§ **STATED PROBLEM**
Reproduce the records below exactly as they appear, omitting any pictures they contain.

§ **DATA SHOWN**
>>>

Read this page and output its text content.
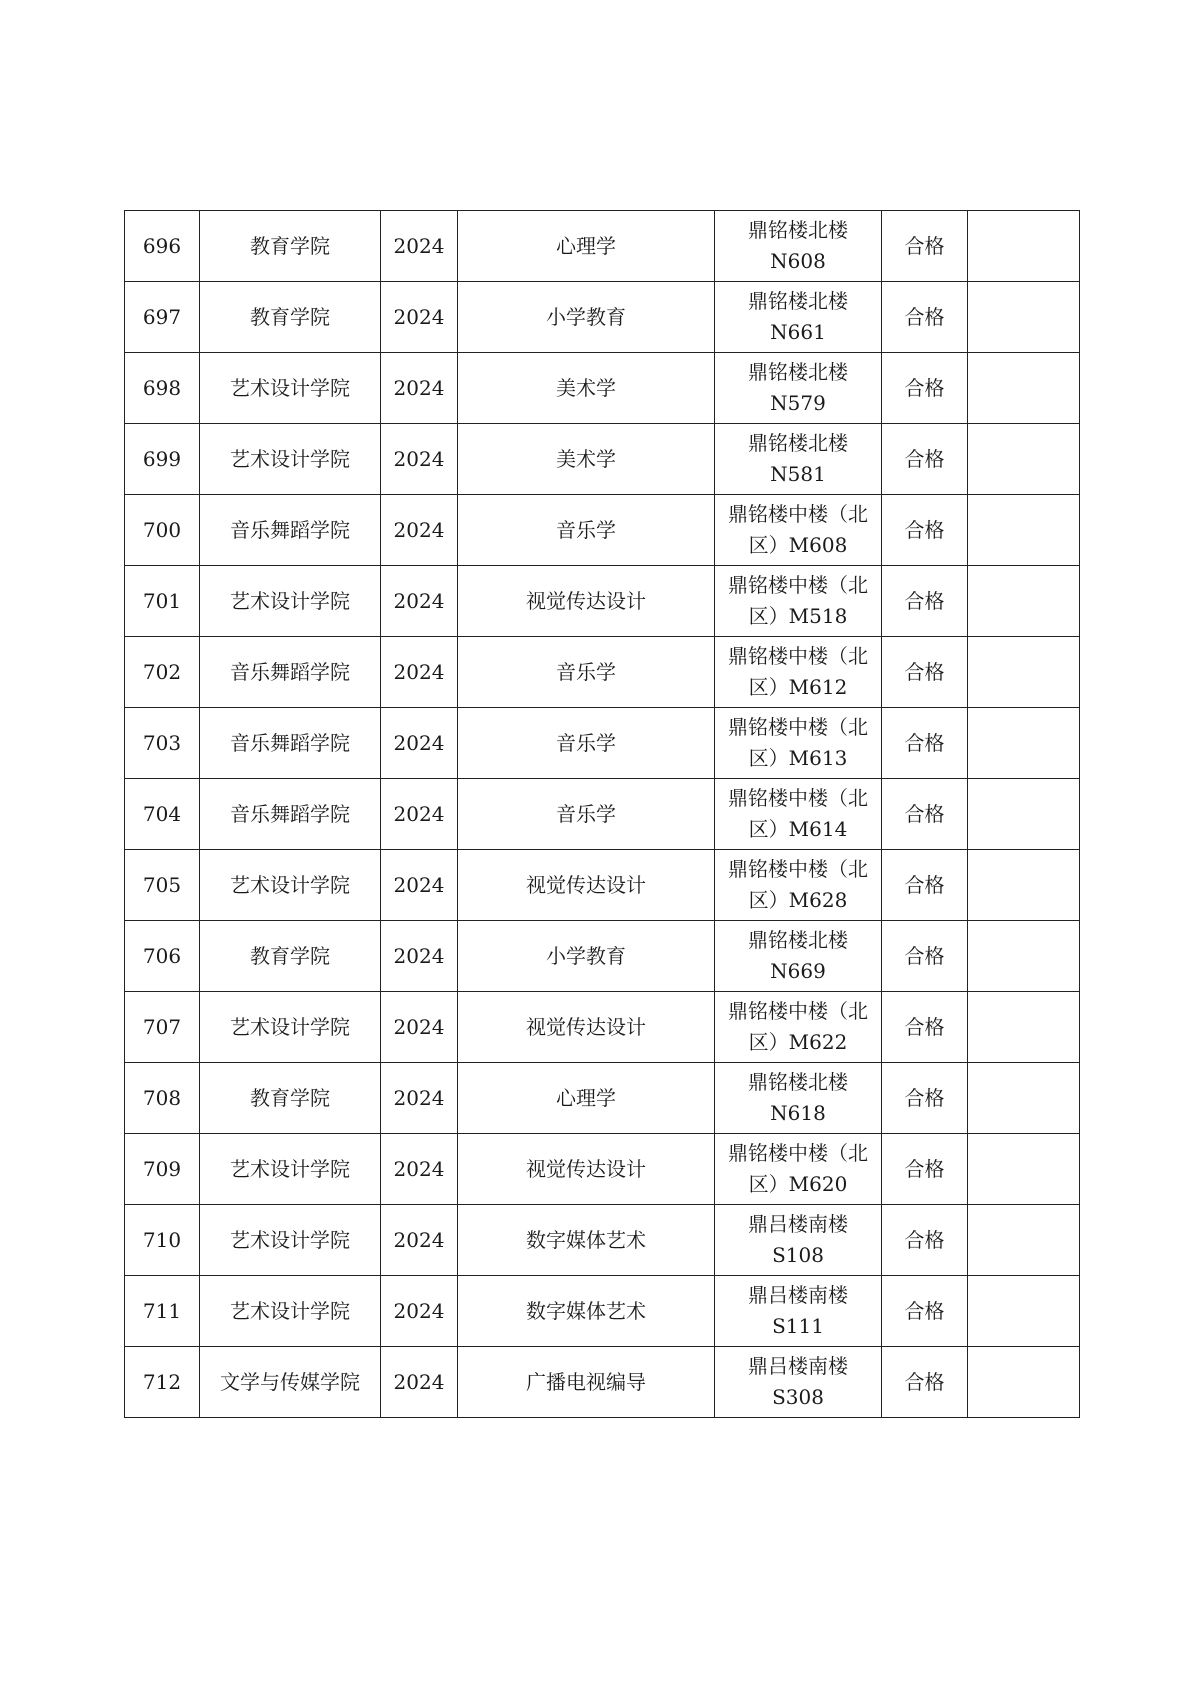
696	教育学院	2024	心理学	鼎铭楼北楼
N608	合格	
697	教育学院	2024	小学教育	鼎铭楼北楼
N661	合格	
698	艺术设计学院	2024	美术学	鼎铭楼北楼
N579	合格	
699	艺术设计学院	2024	美术学	鼎铭楼北楼
N581	合格	
700	音乐舞蹈学院	2024	音乐学	鼎铭楼中楼（北
区）M608	合格	
701	艺术设计学院	2024	视觉传达设计	鼎铭楼中楼（北
区）M518	合格	
702	音乐舞蹈学院	2024	音乐学	鼎铭楼中楼（北
区）M612	合格	
703	音乐舞蹈学院	2024	音乐学	鼎铭楼中楼（北
区）M613	合格	
704	音乐舞蹈学院	2024	音乐学	鼎铭楼中楼（北
区）M614	合格	
705	艺术设计学院	2024	视觉传达设计	鼎铭楼中楼（北
区）M628	合格	
706	教育学院	2024	小学教育	鼎铭楼北楼
N669	合格	
707	艺术设计学院	2024	视觉传达设计	鼎铭楼中楼（北
区）M622	合格	
708	教育学院	2024	心理学	鼎铭楼北楼
N618	合格	
709	艺术设计学院	2024	视觉传达设计	鼎铭楼中楼（北
区）M620	合格	
710	艺术设计学院	2024	数字媒体艺术	鼎吕楼南楼
S108	合格	
711	艺术设计学院	2024	数字媒体艺术	鼎吕楼南楼
S111	合格	
712	文学与传媒学院	2024	广播电视编导	鼎吕楼南楼
S308	合格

<<<

§ **RESPONSE TO THE TASK**
Read this page and output its text content.
696	教育学院	2024	心理学	鼎铭楼北楼
N608	合格	
697	教育学院	2024	小学教育	鼎铭楼北楼
N661	合格	
698	艺术设计学院	2024	美术学	鼎铭楼北楼
N579	合格	
699	艺术设计学院	2024	美术学	鼎铭楼北楼
N581	合格	
700	音乐舞蹈学院	2024	音乐学	鼎铭楼中楼（北
区）M608	合格	
701	艺术设计学院	2024	视觉传达设计	鼎铭楼中楼（北
区）M518	合格	
702	音乐舞蹈学院	2024	音乐学	鼎铭楼中楼（北
区）M612	合格	
703	音乐舞蹈学院	2024	音乐学	鼎铭楼中楼（北
区）M613	合格	
704	音乐舞蹈学院	2024	音乐学	鼎铭楼中楼（北
区）M614	合格	
705	艺术设计学院	2024	视觉传达设计	鼎铭楼中楼（北
区）M628	合格	
706	教育学院	2024	小学教育	鼎铭楼北楼
N669	合格	
707	艺术设计学院	2024	视觉传达设计	鼎铭楼中楼（北
区）M622	合格	
708	教育学院	2024	心理学	鼎铭楼北楼
N618	合格	
709	艺术设计学院	2024	视觉传达设计	鼎铭楼中楼（北
区）M620	合格	
710	艺术设计学院	2024	数字媒体艺术	鼎吕楼南楼
S108	合格	
711	艺术设计学院	2024	数字媒体艺术	鼎吕楼南楼
S111	合格	
712	文学与传媒学院	2024	广播电视编导	鼎吕楼南楼
S308	合格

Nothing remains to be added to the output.